Record set:
***

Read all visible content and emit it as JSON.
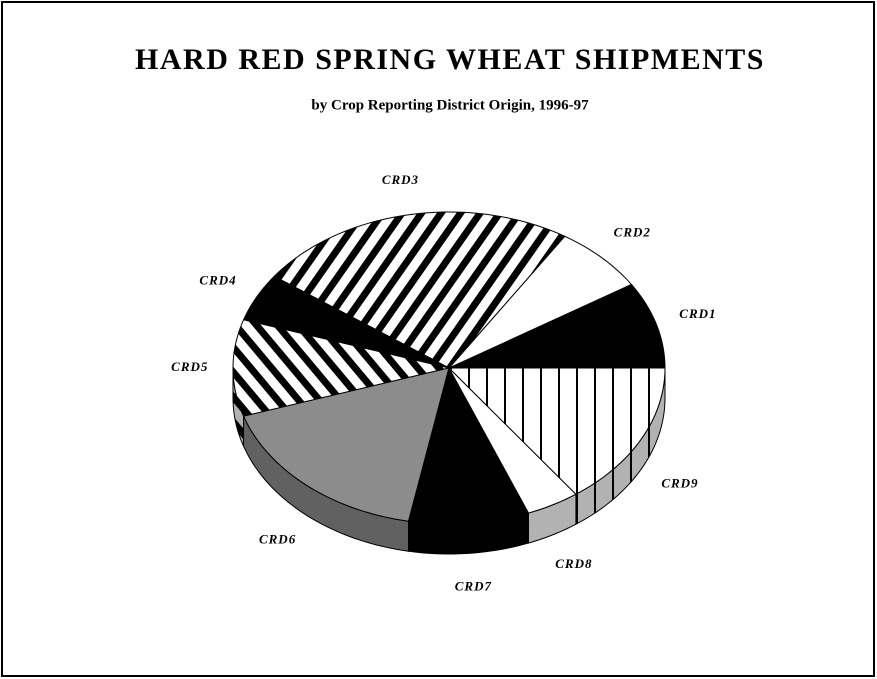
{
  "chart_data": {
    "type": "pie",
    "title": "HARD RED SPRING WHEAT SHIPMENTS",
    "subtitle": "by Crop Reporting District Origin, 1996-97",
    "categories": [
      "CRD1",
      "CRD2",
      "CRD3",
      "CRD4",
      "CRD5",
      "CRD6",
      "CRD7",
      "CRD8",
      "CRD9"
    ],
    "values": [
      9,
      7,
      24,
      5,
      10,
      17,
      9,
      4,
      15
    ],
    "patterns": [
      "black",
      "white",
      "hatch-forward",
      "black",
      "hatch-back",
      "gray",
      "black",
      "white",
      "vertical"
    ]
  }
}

***

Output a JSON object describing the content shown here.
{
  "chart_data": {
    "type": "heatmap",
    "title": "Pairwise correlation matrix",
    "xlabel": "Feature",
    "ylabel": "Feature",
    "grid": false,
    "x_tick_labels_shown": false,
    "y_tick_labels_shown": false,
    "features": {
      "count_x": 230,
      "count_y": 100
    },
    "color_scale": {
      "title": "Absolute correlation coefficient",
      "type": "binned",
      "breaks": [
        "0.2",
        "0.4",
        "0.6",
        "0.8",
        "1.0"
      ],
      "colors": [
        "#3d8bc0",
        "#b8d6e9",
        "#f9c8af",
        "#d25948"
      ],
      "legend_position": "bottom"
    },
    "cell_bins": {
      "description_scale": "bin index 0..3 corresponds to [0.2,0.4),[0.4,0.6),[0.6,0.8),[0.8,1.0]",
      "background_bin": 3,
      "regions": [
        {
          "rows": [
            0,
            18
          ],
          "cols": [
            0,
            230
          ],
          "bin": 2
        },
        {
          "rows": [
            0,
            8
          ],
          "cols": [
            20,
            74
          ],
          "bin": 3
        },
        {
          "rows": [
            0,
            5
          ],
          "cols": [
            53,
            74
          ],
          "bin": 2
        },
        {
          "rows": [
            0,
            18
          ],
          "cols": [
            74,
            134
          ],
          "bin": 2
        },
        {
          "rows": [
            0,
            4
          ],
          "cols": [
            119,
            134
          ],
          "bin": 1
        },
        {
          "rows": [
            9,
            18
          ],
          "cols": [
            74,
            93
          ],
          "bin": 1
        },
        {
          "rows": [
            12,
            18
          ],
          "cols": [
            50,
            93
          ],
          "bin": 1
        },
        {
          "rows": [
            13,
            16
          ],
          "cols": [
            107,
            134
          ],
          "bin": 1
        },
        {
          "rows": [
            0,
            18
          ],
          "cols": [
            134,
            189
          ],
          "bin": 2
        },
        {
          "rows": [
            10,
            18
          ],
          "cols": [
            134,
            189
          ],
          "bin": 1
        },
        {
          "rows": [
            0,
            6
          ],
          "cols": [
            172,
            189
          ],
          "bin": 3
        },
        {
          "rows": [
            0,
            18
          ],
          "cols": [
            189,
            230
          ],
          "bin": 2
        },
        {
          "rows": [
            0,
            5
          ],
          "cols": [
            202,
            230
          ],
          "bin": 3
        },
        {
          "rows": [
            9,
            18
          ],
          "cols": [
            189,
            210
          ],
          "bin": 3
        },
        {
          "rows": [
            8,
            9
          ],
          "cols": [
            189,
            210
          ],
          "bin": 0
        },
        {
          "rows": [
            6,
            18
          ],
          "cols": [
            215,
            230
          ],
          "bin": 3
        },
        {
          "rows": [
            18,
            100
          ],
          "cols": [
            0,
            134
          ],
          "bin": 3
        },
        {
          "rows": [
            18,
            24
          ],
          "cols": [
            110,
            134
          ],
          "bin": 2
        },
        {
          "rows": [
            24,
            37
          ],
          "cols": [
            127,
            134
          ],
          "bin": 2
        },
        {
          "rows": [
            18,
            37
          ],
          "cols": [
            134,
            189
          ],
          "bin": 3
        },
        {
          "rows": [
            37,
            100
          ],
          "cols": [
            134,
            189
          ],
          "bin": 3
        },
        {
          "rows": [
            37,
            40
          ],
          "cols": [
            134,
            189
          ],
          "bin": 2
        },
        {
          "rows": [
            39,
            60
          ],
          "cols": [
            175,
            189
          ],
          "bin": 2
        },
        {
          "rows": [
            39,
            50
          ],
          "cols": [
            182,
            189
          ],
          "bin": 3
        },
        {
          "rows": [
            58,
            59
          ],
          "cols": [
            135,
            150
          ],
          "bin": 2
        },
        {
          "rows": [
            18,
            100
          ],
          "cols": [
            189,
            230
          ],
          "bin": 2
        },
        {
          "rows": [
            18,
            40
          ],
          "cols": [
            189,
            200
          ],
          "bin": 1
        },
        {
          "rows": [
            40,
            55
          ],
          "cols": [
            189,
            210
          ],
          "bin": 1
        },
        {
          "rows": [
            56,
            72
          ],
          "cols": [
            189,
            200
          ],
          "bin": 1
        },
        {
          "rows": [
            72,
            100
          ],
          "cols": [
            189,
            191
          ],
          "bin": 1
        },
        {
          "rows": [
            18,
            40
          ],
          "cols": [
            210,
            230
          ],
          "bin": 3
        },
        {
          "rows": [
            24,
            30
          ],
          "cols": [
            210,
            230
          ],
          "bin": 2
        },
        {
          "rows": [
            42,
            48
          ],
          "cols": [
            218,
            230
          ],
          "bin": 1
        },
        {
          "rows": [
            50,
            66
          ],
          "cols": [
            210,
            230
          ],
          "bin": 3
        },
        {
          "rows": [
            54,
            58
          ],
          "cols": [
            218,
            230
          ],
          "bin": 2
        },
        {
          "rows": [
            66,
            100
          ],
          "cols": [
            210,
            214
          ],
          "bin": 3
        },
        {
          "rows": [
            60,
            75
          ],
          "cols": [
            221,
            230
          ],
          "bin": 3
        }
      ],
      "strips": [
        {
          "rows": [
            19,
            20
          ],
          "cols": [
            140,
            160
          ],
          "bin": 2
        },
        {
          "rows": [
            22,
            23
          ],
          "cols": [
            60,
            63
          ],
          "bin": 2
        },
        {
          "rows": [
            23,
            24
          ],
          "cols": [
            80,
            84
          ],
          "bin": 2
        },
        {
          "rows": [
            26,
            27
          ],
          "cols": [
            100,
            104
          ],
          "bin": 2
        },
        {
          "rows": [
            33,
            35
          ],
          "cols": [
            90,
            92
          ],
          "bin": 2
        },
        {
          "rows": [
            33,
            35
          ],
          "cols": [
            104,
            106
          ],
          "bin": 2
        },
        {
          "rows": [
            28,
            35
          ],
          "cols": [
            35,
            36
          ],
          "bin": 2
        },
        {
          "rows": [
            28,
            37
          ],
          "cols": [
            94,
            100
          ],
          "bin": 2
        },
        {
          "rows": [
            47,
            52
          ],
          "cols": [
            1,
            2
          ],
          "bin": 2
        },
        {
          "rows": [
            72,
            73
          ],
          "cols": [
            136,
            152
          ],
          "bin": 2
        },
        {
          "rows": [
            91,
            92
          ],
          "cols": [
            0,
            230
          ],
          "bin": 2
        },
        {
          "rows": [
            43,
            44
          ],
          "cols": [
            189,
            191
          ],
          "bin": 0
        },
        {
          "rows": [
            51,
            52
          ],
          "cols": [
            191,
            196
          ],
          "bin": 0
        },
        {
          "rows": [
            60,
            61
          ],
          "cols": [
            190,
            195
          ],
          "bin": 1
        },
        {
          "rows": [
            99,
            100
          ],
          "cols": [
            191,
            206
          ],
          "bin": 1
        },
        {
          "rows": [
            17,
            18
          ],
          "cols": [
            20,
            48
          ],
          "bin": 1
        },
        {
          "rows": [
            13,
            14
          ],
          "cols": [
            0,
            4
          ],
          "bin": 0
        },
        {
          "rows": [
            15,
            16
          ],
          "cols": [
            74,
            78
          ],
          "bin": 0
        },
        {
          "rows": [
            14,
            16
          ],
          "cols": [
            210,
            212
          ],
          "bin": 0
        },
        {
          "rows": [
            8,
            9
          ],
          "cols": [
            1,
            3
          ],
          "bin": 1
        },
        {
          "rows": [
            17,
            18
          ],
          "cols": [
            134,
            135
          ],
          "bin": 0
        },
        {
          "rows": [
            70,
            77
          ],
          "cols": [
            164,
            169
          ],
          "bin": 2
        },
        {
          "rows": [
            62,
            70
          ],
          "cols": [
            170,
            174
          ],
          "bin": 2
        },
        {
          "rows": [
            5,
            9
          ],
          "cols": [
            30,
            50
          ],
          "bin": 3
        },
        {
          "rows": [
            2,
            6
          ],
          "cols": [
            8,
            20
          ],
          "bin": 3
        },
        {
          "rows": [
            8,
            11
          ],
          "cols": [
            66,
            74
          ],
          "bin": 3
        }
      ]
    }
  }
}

***

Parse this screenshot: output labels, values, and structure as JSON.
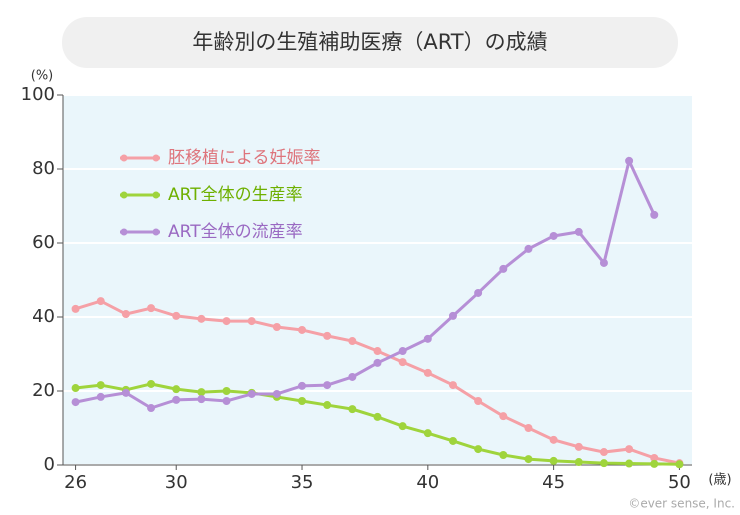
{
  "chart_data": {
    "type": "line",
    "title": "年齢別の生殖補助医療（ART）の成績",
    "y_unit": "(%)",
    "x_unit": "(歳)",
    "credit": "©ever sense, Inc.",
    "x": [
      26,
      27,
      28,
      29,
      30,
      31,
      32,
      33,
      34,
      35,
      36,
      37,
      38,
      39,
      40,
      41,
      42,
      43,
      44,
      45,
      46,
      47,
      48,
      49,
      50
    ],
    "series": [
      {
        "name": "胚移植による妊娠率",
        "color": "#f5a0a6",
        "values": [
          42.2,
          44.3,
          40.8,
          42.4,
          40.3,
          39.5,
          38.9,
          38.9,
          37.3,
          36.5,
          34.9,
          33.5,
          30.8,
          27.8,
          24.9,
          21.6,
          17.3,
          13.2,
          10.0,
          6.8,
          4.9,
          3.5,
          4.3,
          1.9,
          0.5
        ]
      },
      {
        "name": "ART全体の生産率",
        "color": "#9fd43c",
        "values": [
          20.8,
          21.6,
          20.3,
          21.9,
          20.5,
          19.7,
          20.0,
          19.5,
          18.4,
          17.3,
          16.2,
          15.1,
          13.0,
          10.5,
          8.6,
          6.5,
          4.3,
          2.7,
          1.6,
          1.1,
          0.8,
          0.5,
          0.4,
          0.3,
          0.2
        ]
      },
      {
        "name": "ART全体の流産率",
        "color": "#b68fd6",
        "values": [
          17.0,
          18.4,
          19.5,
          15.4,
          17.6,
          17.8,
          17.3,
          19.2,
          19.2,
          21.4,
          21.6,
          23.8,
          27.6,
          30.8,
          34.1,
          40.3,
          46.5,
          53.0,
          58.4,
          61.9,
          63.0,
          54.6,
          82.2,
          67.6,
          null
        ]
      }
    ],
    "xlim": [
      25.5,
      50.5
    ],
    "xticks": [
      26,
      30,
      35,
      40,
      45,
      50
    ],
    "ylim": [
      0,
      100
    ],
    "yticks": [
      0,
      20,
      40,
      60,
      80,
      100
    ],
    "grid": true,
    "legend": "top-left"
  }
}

***

Task description: Using the listing, copy every line where the word "type" shows up.

Result of the task:
    "type": "pie",
    "type": "heatmap",
      "type": "binned",
    "type": "line",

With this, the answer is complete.